**WHAT IS REQUIRED:** Restate the complete material exactly.

**PROVIDED RECORDS:**
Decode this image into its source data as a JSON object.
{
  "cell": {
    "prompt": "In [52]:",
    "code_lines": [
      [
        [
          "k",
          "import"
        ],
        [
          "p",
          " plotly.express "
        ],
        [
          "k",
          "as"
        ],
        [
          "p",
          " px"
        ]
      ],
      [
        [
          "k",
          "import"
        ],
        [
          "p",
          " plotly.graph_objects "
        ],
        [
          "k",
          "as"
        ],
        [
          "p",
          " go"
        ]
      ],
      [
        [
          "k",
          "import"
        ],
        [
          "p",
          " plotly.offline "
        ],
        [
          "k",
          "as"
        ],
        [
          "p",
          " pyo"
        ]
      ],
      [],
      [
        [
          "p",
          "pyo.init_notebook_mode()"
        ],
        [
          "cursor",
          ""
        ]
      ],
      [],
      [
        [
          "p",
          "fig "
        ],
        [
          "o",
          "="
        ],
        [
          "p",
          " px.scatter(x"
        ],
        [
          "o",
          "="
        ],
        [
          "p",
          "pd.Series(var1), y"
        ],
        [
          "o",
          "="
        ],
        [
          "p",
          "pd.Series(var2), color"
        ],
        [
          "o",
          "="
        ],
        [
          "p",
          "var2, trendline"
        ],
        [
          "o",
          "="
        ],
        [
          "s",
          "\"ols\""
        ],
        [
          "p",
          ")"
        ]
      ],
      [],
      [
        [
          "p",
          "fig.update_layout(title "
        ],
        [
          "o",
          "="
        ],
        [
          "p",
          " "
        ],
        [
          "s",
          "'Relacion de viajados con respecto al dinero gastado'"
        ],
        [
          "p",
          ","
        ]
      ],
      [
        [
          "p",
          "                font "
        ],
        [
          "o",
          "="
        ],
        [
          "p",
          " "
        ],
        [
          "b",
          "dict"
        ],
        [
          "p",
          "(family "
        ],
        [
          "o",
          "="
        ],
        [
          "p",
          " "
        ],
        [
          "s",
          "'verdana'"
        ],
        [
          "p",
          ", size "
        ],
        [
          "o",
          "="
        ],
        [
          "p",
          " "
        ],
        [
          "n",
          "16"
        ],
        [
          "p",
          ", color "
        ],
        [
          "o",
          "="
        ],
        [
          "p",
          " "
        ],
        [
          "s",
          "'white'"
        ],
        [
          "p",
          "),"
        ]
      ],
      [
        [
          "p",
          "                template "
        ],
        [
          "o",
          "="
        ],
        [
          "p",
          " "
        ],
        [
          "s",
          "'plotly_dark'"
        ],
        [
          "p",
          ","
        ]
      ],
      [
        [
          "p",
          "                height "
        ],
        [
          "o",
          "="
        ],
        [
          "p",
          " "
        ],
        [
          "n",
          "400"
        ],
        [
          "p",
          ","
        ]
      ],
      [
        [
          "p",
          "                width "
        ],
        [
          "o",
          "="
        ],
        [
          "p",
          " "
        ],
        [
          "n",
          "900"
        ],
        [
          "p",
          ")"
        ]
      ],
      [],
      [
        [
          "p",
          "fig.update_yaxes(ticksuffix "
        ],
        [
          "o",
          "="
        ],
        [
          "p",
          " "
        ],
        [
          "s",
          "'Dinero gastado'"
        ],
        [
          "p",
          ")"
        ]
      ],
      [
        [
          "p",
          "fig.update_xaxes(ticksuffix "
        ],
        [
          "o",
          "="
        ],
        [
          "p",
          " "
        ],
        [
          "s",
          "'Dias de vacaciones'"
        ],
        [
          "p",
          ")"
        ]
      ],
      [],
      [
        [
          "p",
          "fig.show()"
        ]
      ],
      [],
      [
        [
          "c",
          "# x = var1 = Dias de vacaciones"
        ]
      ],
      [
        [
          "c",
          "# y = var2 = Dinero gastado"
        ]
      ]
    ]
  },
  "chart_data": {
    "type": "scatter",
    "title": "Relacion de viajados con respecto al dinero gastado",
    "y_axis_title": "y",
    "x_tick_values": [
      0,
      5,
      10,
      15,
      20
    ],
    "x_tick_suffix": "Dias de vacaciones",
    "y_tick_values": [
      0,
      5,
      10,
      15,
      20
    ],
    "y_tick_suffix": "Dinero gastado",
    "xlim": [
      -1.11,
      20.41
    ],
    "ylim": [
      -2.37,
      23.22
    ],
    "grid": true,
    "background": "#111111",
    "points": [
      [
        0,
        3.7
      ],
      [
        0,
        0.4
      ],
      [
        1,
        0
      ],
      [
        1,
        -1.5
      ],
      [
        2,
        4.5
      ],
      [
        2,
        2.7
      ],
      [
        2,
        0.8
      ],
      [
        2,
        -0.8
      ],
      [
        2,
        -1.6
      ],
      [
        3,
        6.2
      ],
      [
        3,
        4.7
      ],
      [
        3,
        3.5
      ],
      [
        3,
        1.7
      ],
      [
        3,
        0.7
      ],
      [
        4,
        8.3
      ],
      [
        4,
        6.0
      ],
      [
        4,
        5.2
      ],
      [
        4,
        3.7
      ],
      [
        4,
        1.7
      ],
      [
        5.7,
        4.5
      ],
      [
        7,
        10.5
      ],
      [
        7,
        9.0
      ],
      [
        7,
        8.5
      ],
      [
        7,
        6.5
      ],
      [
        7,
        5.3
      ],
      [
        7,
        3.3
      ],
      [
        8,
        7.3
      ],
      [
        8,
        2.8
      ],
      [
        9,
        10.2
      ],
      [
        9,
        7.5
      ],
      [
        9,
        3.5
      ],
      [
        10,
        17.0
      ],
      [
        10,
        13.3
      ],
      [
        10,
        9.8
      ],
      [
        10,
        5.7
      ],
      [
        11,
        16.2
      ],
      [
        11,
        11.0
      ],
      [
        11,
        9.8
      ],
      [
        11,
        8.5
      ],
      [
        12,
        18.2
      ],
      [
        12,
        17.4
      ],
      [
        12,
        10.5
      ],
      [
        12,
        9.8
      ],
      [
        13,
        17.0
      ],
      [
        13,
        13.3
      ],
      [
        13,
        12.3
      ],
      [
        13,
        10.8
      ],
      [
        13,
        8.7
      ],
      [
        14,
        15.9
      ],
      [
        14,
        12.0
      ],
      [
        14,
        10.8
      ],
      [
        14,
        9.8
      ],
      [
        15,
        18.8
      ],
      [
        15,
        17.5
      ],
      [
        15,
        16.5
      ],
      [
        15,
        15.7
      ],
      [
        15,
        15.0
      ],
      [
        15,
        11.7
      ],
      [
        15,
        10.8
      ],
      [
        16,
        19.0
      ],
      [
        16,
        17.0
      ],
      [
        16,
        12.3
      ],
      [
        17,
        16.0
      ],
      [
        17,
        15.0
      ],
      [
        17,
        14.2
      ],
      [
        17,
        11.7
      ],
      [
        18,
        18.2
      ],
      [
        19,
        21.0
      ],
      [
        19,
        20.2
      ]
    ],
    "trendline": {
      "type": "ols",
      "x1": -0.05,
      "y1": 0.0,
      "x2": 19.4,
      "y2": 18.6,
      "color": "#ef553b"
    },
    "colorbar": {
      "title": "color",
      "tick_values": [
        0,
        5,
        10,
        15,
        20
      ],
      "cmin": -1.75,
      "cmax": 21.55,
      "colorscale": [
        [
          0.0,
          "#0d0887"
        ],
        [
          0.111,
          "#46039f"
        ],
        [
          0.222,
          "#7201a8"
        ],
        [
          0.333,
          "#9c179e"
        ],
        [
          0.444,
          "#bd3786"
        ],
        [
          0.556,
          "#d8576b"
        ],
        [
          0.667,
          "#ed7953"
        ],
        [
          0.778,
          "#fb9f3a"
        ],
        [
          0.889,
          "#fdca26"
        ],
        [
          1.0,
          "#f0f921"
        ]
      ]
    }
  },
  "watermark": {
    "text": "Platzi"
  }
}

**TASK OUTPUT:**
Decode this image into its source data as a JSON object.
{
  "cell": {
    "prompt": "In [52]:",
    "code_lines": [
      [
        [
          "k",
          "import"
        ],
        [
          "p",
          " plotly.express "
        ],
        [
          "k",
          "as"
        ],
        [
          "p",
          " px"
        ]
      ],
      [
        [
          "k",
          "import"
        ],
        [
          "p",
          " plotly.graph_objects "
        ],
        [
          "k",
          "as"
        ],
        [
          "p",
          " go"
        ]
      ],
      [
        [
          "k",
          "import"
        ],
        [
          "p",
          " plotly.offline "
        ],
        [
          "k",
          "as"
        ],
        [
          "p",
          " pyo"
        ]
      ],
      [],
      [
        [
          "p",
          "pyo.init_notebook_mode()"
        ],
        [
          "cursor",
          ""
        ]
      ],
      [],
      [
        [
          "p",
          "fig "
        ],
        [
          "o",
          "="
        ],
        [
          "p",
          " px.scatter(x"
        ],
        [
          "o",
          "="
        ],
        [
          "p",
          "pd.Series(var1), y"
        ],
        [
          "o",
          "="
        ],
        [
          "p",
          "pd.Series(var2), color"
        ],
        [
          "o",
          "="
        ],
        [
          "p",
          "var2, trendline"
        ],
        [
          "o",
          "="
        ],
        [
          "s",
          "\"ols\""
        ],
        [
          "p",
          ")"
        ]
      ],
      [],
      [
        [
          "p",
          "fig.update_layout(title "
        ],
        [
          "o",
          "="
        ],
        [
          "p",
          " "
        ],
        [
          "s",
          "'Relacion de viajados con respecto al dinero gastado'"
        ],
        [
          "p",
          ","
        ]
      ],
      [
        [
          "p",
          "                font "
        ],
        [
          "o",
          "="
        ],
        [
          "p",
          " "
        ],
        [
          "b",
          "dict"
        ],
        [
          "p",
          "(family "
        ],
        [
          "o",
          "="
        ],
        [
          "p",
          " "
        ],
        [
          "s",
          "'verdana'"
        ],
        [
          "p",
          ", size "
        ],
        [
          "o",
          "="
        ],
        [
          "p",
          " "
        ],
        [
          "n",
          "16"
        ],
        [
          "p",
          ", color "
        ],
        [
          "o",
          "="
        ],
        [
          "p",
          " "
        ],
        [
          "s",
          "'white'"
        ],
        [
          "p",
          "),"
        ]
      ],
      [
        [
          "p",
          "                template "
        ],
        [
          "o",
          "="
        ],
        [
          "p",
          " "
        ],
        [
          "s",
          "'plotly_dark'"
        ],
        [
          "p",
          ","
        ]
      ],
      [
        [
          "p",
          "                height "
        ],
        [
          "o",
          "="
        ],
        [
          "p",
          " "
        ],
        [
          "n",
          "400"
        ],
        [
          "p",
          ","
        ]
      ],
      [
        [
          "p",
          "                width "
        ],
        [
          "o",
          "="
        ],
        [
          "p",
          " "
        ],
        [
          "n",
          "900"
        ],
        [
          "p",
          ")"
        ]
      ],
      [],
      [
        [
          "p",
          "fig.update_yaxes(ticksuffix "
        ],
        [
          "o",
          "="
        ],
        [
          "p",
          " "
        ],
        [
          "s",
          "'Dinero gastado'"
        ],
        [
          "p",
          ")"
        ]
      ],
      [
        [
          "p",
          "fig.update_xaxes(ticksuffix "
        ],
        [
          "o",
          "="
        ],
        [
          "p",
          " "
        ],
        [
          "s",
          "'Dias de vacaciones'"
        ],
        [
          "p",
          ")"
        ]
      ],
      [],
      [
        [
          "p",
          "fig.show()"
        ]
      ],
      [],
      [
        [
          "c",
          "# x = var1 = Dias de vacaciones"
        ]
      ],
      [
        [
          "c",
          "# y = var2 = Dinero gastado"
        ]
      ]
    ]
  },
  "chart_data": {
    "type": "scatter",
    "title": "Relacion de viajados con respecto al dinero gastado",
    "y_axis_title": "y",
    "x_tick_values": [
      0,
      5,
      10,
      15,
      20
    ],
    "x_tick_suffix": "Dias de vacaciones",
    "y_tick_values": [
      0,
      5,
      10,
      15,
      20
    ],
    "y_tick_suffix": "Dinero gastado",
    "xlim": [
      -1.11,
      20.41
    ],
    "ylim": [
      -2.37,
      23.22
    ],
    "grid": true,
    "background": "#111111",
    "points": [
      [
        0,
        3.7
      ],
      [
        0,
        0.4
      ],
      [
        1,
        0
      ],
      [
        1,
        -1.5
      ],
      [
        2,
        4.5
      ],
      [
        2,
        2.7
      ],
      [
        2,
        0.8
      ],
      [
        2,
        -0.8
      ],
      [
        2,
        -1.6
      ],
      [
        3,
        6.2
      ],
      [
        3,
        4.7
      ],
      [
        3,
        3.5
      ],
      [
        3,
        1.7
      ],
      [
        3,
        0.7
      ],
      [
        4,
        8.3
      ],
      [
        4,
        6.0
      ],
      [
        4,
        5.2
      ],
      [
        4,
        3.7
      ],
      [
        4,
        1.7
      ],
      [
        5.7,
        4.5
      ],
      [
        7,
        10.5
      ],
      [
        7,
        9.0
      ],
      [
        7,
        8.5
      ],
      [
        7,
        6.5
      ],
      [
        7,
        5.3
      ],
      [
        7,
        3.3
      ],
      [
        8,
        7.3
      ],
      [
        8,
        2.8
      ],
      [
        9,
        10.2
      ],
      [
        9,
        7.5
      ],
      [
        9,
        3.5
      ],
      [
        10,
        17.0
      ],
      [
        10,
        13.3
      ],
      [
        10,
        9.8
      ],
      [
        10,
        5.7
      ],
      [
        11,
        16.2
      ],
      [
        11,
        11.0
      ],
      [
        11,
        9.8
      ],
      [
        11,
        8.5
      ],
      [
        12,
        18.2
      ],
      [
        12,
        17.4
      ],
      [
        12,
        10.5
      ],
      [
        12,
        9.8
      ],
      [
        13,
        17.0
      ],
      [
        13,
        13.3
      ],
      [
        13,
        12.3
      ],
      [
        13,
        10.8
      ],
      [
        13,
        8.7
      ],
      [
        14,
        15.9
      ],
      [
        14,
        12.0
      ],
      [
        14,
        10.8
      ],
      [
        14,
        9.8
      ],
      [
        15,
        18.8
      ],
      [
        15,
        17.5
      ],
      [
        15,
        16.5
      ],
      [
        15,
        15.7
      ],
      [
        15,
        15.0
      ],
      [
        15,
        11.7
      ],
      [
        15,
        10.8
      ],
      [
        16,
        19.0
      ],
      [
        16,
        17.0
      ],
      [
        16,
        12.3
      ],
      [
        17,
        16.0
      ],
      [
        17,
        15.0
      ],
      [
        17,
        14.2
      ],
      [
        17,
        11.7
      ],
      [
        18,
        18.2
      ],
      [
        19,
        21.0
      ],
      [
        19,
        20.2
      ]
    ],
    "trendline": {
      "type": "ols",
      "x1": -0.05,
      "y1": 0.0,
      "x2": 19.4,
      "y2": 18.6,
      "color": "#ef553b"
    },
    "colorbar": {
      "title": "color",
      "tick_values": [
        0,
        5,
        10,
        15,
        20
      ],
      "cmin": -1.75,
      "cmax": 21.55,
      "colorscale": [
        [
          0.0,
          "#0d0887"
        ],
        [
          0.111,
          "#46039f"
        ],
        [
          0.222,
          "#7201a8"
        ],
        [
          0.333,
          "#9c179e"
        ],
        [
          0.444,
          "#bd3786"
        ],
        [
          0.556,
          "#d8576b"
        ],
        [
          0.667,
          "#ed7953"
        ],
        [
          0.778,
          "#fb9f3a"
        ],
        [
          0.889,
          "#fdca26"
        ],
        [
          1.0,
          "#f0f921"
        ]
      ]
    }
  },
  "watermark": {
    "text": "Platzi"
  }
}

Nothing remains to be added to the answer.